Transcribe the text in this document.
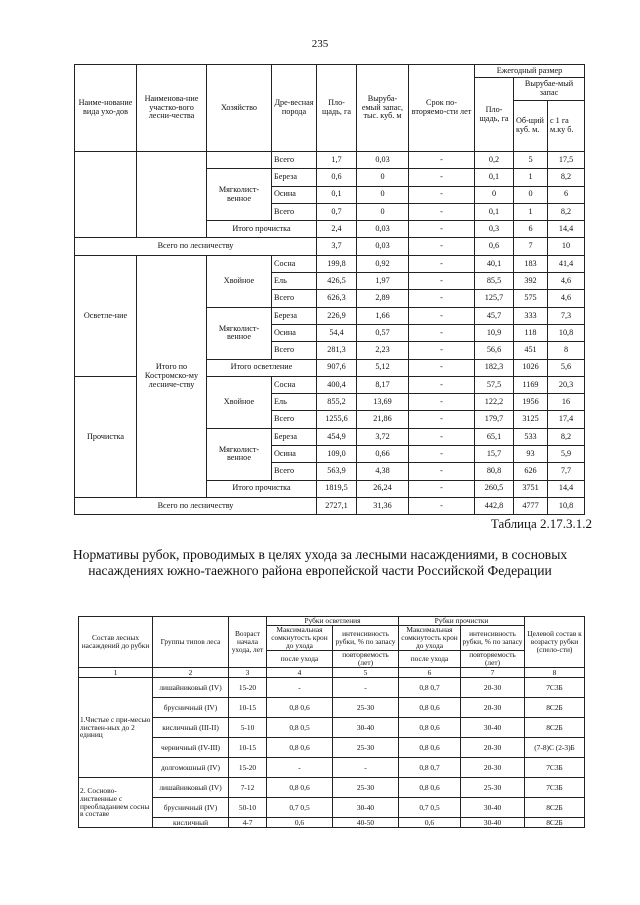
235
Наиме-нование вида ухо-дов	Наименова-ние участко-вого лесни-чества	Хозяйство	Дре-весная порода	Пло-щадь, га	Выруба-емый запас, тыс. куб. м	Срок по-вторяемо-сти лет	Ежегодный размер		
							Пло-щадь, га	Вырубае-мый запас	
								Об-щий куб. м.	с 1 га м.ку б.
			Всего	1,7	0,03	-	0,2	5	17,5
		Мягколист-венное	Береза	0,6	0	-	0,1	1	8,2
			Осина	0,1	0	-	0	0	6
			Всего	0,7	0	-	0,1	1	8,2
		Итого прочистка		2,4	0,03	-	0,3	6	14,4
Всего по лесничеству				3,7	0,03	-	0,6	7	10
Осветле-ние	Итого по Костромско-му лесниче-ству	Хвойное	Сосна	199,8	0,92	-	40,1	183	41,4
			Ель	426,5	1,97	-	85,5	392	4,6
			Всего	626,3	2,89	-	125,7	575	4,6
		Мягколист-венное	Береза	226,9	1,66	-	45,7	333	7,3
			Осина	54,4	0,57	-	10,9	118	10,8
			Всего	281,3	2,23	-	56,6	451	8
		Итого осветление		907,6	5,12	-	182,3	1026	5,6
Прочистка		Хвойное	Сосна	400,4	8,17	-	57,5	1169	20,3
			Ель	855,2	13,69	-	122,2	1956	16
			Всего	1255,6	21,86	-	179,7	3125	17,4
		Мягколист-венное	Береза	454,9	3,72	-	65,1	533	8,2
			Осина	109,0	0,66	-	15,7	93	5,9
			Всего	563,9	4,38	-	80,8	626	7,7
		Итого прочистка		1819,5	26,24	-	260,5	3751	14,4
Всего по лесничеству				2727,1	31,36	-	442,8	4777	10,8
Таблица 2.17.3.1.2
Нормативы рубок, проводимых в целях ухода за лесными насаждениями, в сосновых насаждениях южно-таежного района европейской части Российской Федерации
Состав лесных насаждений до рубки	Группы типов леса	Возраст начала ухода, лет	Рубки осветления		Рубки прочистки		Целевой состав к возрасту рубки (спело-сти)
			Максимальная сомкнутость крон до ухода	интенсивность рубки, % по запасу	Максимальная сомкнутость крон до ухода	интенсивность рубки, % по запасу	
			после ухода	повторяемость (лет)	после ухода	повторяемость (лет)	

1	2	3	4	5	6	7	8
1.Чистые с при-месью листвен-ных до 2 единиц	лишайниковый (IV)	15-20	-	-	0,8 0,7	20-30	7С3Б
	брусничный (IV)	10-15	0,8 0,6	25-30	0,8 0,6	20-30	8С2Б
	кисличный (III-II)	5-10	0,8 0,5	30-40	0,8 0,6	30-40	8С2Б
	черничный (IV-III)	10-15	0,8 0,6	25-30	0,8 0,6	20-30	(7-8)С (2-3)Б
	долгомошный (IV)	15-20	-	-	0,8 0,7	20-30	7С3Б
2. Сосново-лиственные с преобладанием сосны в составе	лишайниковый (IV)	7-12	0,8 0,6	25-30	0,8 0,6	25-30	7С3Б
	брусничный (IV)	50-10	0,7 0,5	30-40	0,7 0,5	30-40	8С2Б
	кисличный	4-7	0,6	40-50	0,6	30-40	8С2Б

++++++++++++++++++++

* **Work instructions**
Make a list of all lines in the data that contain "Всего".

* **Complete output**
			Всего	1,7	0,03	-	0,2	5	17,5
			Всего	0,7	0	-	0,1	1	8,2
Всего по лесничеству				3,7	0,03	-	0,6	7	10
			Всего	626,3	2,89	-	125,7	575	4,6
			Всего	281,3	2,23	-	56,6	451	8
			Всего	1255,6	21,86	-	179,7	3125	17,4
			Всего	563,9	4,38	-	80,8	626	7,7
Всего по лесничеству				2727,1	31,36	-	442,8	4777	10,8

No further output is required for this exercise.